[Begin]

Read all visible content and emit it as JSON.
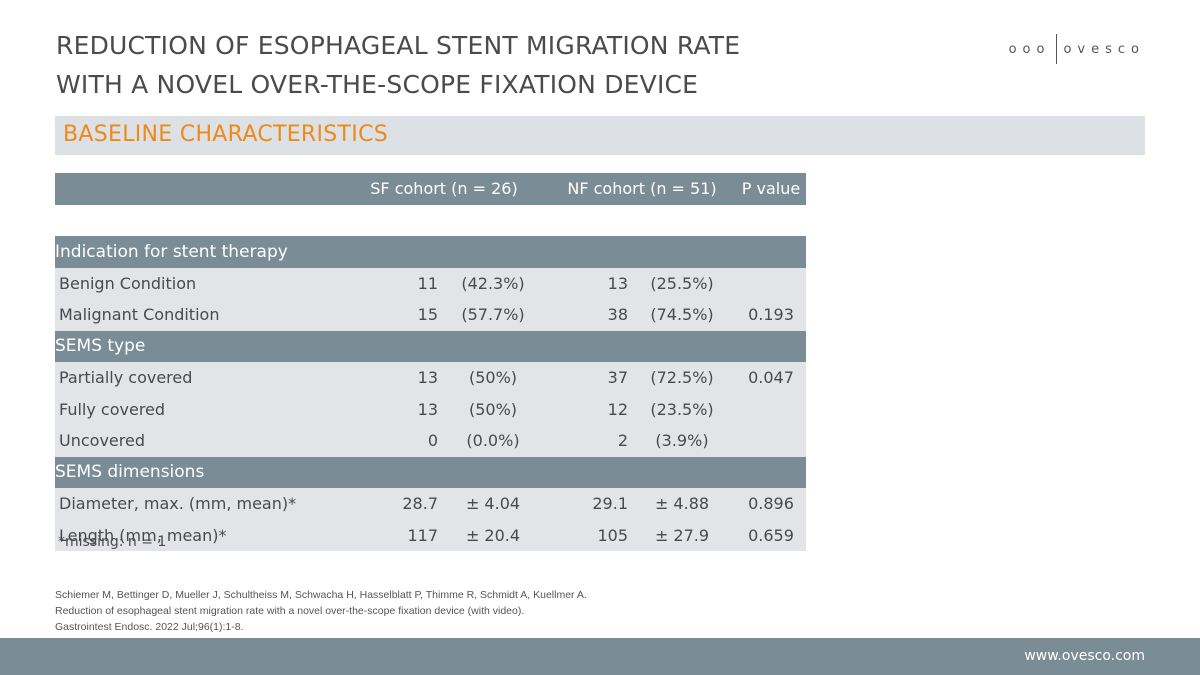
{
  "title": {
    "line1": "REDUCTION OF ESOPHAGEAL STENT MIGRATION RATE",
    "line2": "WITH A NOVEL OVER-THE-SCOPE FIXATION DEVICE"
  },
  "logo": {
    "dots": "ooo",
    "word": "ovesco"
  },
  "section": {
    "title": "BASELINE CHARACTERISTICS"
  },
  "table": {
    "headers": {
      "label": "",
      "sf": "SF cohort (n = 26)",
      "nf": "NF cohort (n = 51)",
      "p": "P  value"
    },
    "groups": [
      {
        "title": "Indication for stent therapy",
        "rows": [
          {
            "label": "Benign Condition",
            "sf_n": "11",
            "sf_pct": "(42.3%)",
            "nf_n": "13",
            "nf_pct": "(25.5%)",
            "p": ""
          },
          {
            "label": "Malignant Condition",
            "sf_n": "15",
            "sf_pct": "(57.7%)",
            "nf_n": "38",
            "nf_pct": "(74.5%)",
            "p": "0.193"
          }
        ]
      },
      {
        "title": "SEMS type",
        "rows": [
          {
            "label": "Partially covered",
            "sf_n": "13",
            "sf_pct": "(50%)",
            "nf_n": "37",
            "nf_pct": "(72.5%)",
            "p": "0.047"
          },
          {
            "label": "Fully covered",
            "sf_n": "13",
            "sf_pct": "(50%)",
            "nf_n": "12",
            "nf_pct": "(23.5%)",
            "p": ""
          },
          {
            "label": "Uncovered",
            "sf_n": "0",
            "sf_pct": "(0.0%)",
            "nf_n": "2",
            "nf_pct": "(3.9%)",
            "p": ""
          }
        ]
      },
      {
        "title": "SEMS dimensions",
        "rows": [
          {
            "label": "Diameter, max. (mm, mean)*",
            "sf_n": "28.7",
            "sf_pct": "± 4.04",
            "nf_n": "29.1",
            "nf_pct": "± 4.88",
            "p": "0.896"
          },
          {
            "label": "Length (mm, mean)*",
            "sf_n": "117",
            "sf_pct": "± 20.4",
            "nf_n": "105",
            "nf_pct": "± 27.9",
            "p": "0.659"
          }
        ]
      }
    ]
  },
  "footnote": "*missing: n = 1",
  "citation": {
    "line1": "Schiemer M, Bettinger D, Mueller J, Schultheiss M, Schwacha H, Hasselblatt P, Thimme R, Schmidt A, Kuellmer A.",
    "line2": "Reduction of esophageal stent migration rate with a novel over-the-scope fixation device (with video).",
    "line3": "Gastrointest Endosc. 2022 Jul;96(1):1-8."
  },
  "footer": {
    "url": "www.ovesco.com"
  },
  "colors": {
    "accent": "#ec8a1a",
    "header_bg": "#7a8d97",
    "row_bg": "#e2e4e8",
    "banner_bg": "#dde0e5"
  }
}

[End]

■ **PROMPT**
Output all of the entries verbatim, leaving out any images.

■ **EXERCISE SOLUTION**
Read all visible content and emit it as JSON.
{
  "title": {
    "line1": "REDUCTION OF ESOPHAGEAL STENT MIGRATION RATE",
    "line2": "WITH A NOVEL OVER-THE-SCOPE FIXATION DEVICE"
  },
  "logo": {
    "dots": "ooo",
    "word": "ovesco"
  },
  "section": {
    "title": "BASELINE CHARACTERISTICS"
  },
  "table": {
    "headers": {
      "label": "",
      "sf": "SF cohort (n = 26)",
      "nf": "NF cohort (n = 51)",
      "p": "P  value"
    },
    "groups": [
      {
        "title": "Indication for stent therapy",
        "rows": [
          {
            "label": "Benign Condition",
            "sf_n": "11",
            "sf_pct": "(42.3%)",
            "nf_n": "13",
            "nf_pct": "(25.5%)",
            "p": ""
          },
          {
            "label": "Malignant Condition",
            "sf_n": "15",
            "sf_pct": "(57.7%)",
            "nf_n": "38",
            "nf_pct": "(74.5%)",
            "p": "0.193"
          }
        ]
      },
      {
        "title": "SEMS type",
        "rows": [
          {
            "label": "Partially covered",
            "sf_n": "13",
            "sf_pct": "(50%)",
            "nf_n": "37",
            "nf_pct": "(72.5%)",
            "p": "0.047"
          },
          {
            "label": "Fully covered",
            "sf_n": "13",
            "sf_pct": "(50%)",
            "nf_n": "12",
            "nf_pct": "(23.5%)",
            "p": ""
          },
          {
            "label": "Uncovered",
            "sf_n": "0",
            "sf_pct": "(0.0%)",
            "nf_n": "2",
            "nf_pct": "(3.9%)",
            "p": ""
          }
        ]
      },
      {
        "title": "SEMS dimensions",
        "rows": [
          {
            "label": "Diameter, max. (mm, mean)*",
            "sf_n": "28.7",
            "sf_pct": "± 4.04",
            "nf_n": "29.1",
            "nf_pct": "± 4.88",
            "p": "0.896"
          },
          {
            "label": "Length (mm, mean)*",
            "sf_n": "117",
            "sf_pct": "± 20.4",
            "nf_n": "105",
            "nf_pct": "± 27.9",
            "p": "0.659"
          }
        ]
      }
    ]
  },
  "footnote": "*missing: n = 1",
  "citation": {
    "line1": "Schiemer M, Bettinger D, Mueller J, Schultheiss M, Schwacha H, Hasselblatt P, Thimme R, Schmidt A, Kuellmer A.",
    "line2": "Reduction of esophageal stent migration rate with a novel over-the-scope fixation device (with video).",
    "line3": "Gastrointest Endosc. 2022 Jul;96(1):1-8."
  },
  "footer": {
    "url": "www.ovesco.com"
  },
  "colors": {
    "accent": "#ec8a1a",
    "header_bg": "#7a8d97",
    "row_bg": "#e2e4e8",
    "banner_bg": "#dde0e5"
  }
}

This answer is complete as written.